Find every line in the records that holds the string "this". Copy each one.

*-*-*

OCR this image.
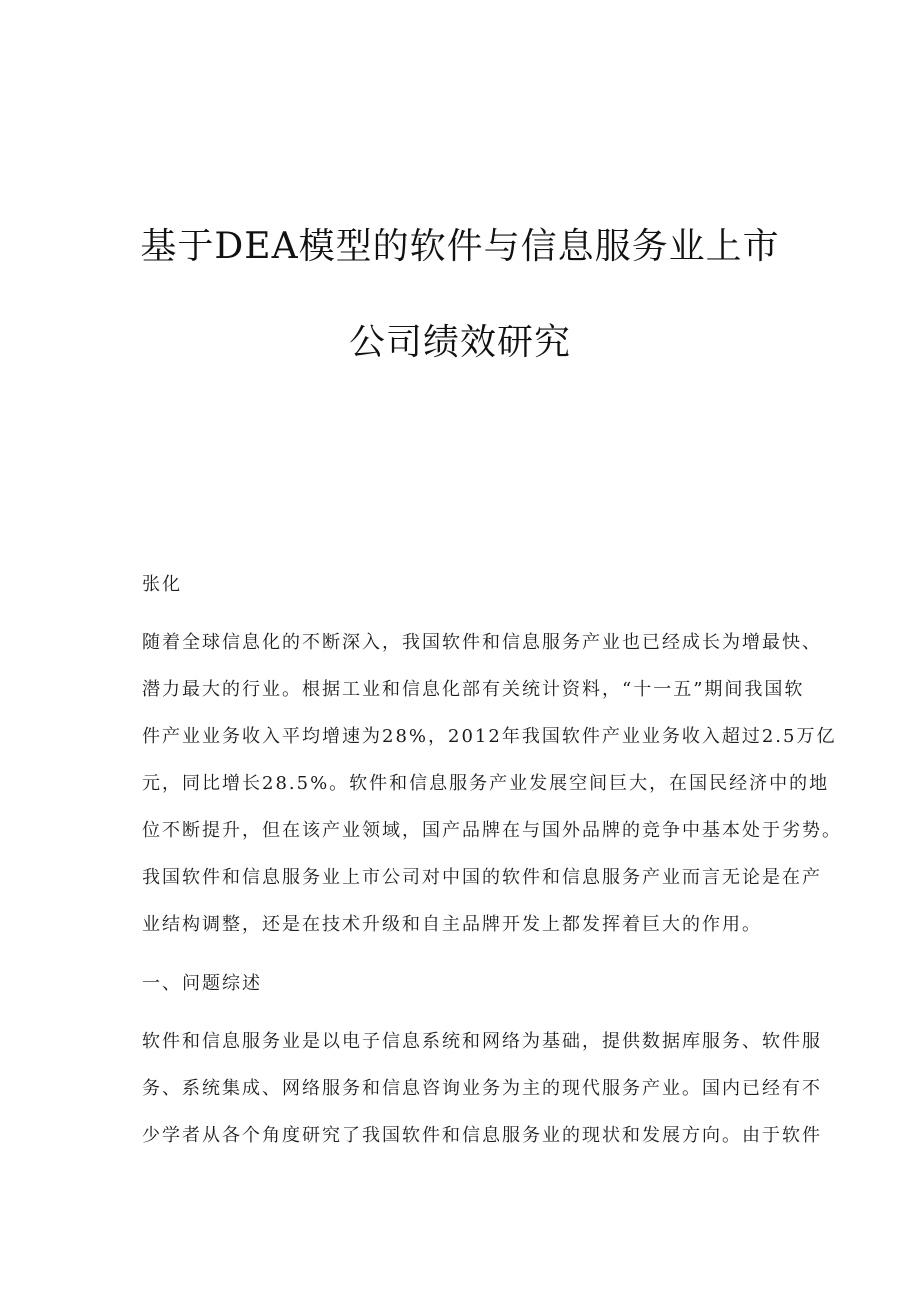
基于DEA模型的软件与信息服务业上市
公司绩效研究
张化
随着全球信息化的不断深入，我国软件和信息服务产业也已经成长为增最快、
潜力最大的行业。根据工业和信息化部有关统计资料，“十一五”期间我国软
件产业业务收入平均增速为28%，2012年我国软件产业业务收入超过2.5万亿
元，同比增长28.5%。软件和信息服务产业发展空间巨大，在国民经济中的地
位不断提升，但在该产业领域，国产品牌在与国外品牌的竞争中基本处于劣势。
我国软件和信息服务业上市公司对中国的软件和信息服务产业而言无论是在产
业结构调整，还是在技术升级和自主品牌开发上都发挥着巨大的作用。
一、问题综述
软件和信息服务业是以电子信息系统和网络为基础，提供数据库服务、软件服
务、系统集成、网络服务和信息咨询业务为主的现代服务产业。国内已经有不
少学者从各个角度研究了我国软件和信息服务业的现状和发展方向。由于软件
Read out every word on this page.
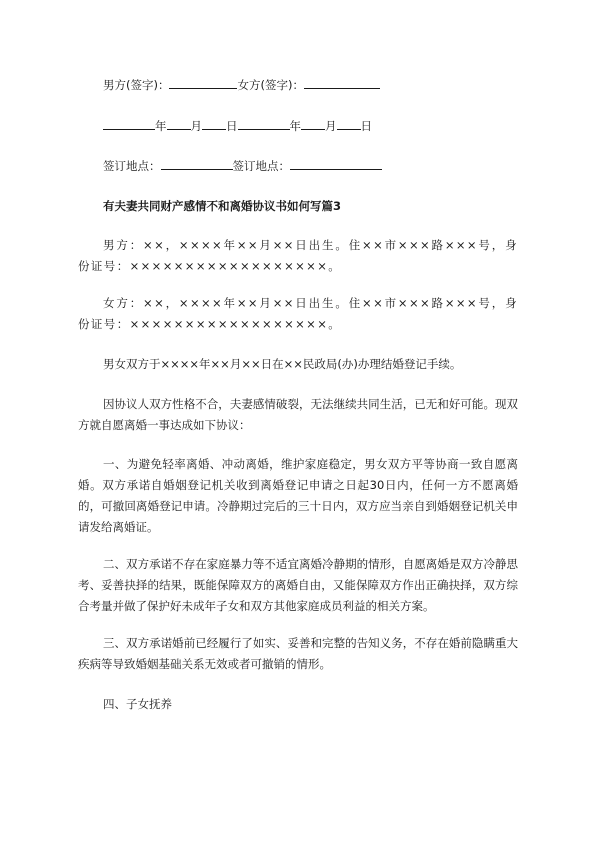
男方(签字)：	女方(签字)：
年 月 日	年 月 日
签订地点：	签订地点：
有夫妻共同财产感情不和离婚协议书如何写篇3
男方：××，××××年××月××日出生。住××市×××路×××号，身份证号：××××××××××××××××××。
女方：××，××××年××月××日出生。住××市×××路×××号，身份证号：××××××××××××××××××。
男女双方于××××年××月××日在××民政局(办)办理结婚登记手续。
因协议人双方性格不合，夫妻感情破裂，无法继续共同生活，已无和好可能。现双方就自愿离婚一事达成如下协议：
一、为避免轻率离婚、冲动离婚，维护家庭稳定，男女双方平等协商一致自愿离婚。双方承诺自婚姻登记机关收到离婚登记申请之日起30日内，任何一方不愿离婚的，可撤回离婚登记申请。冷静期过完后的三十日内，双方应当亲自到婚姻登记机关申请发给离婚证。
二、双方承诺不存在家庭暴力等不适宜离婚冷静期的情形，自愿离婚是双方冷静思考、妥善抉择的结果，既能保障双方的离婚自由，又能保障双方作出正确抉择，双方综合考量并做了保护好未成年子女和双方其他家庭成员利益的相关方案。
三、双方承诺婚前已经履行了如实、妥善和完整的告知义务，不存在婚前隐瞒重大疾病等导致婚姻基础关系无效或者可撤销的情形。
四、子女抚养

*-*-*

*SOLUTION:*
OCR this image.
Read out every word on this page.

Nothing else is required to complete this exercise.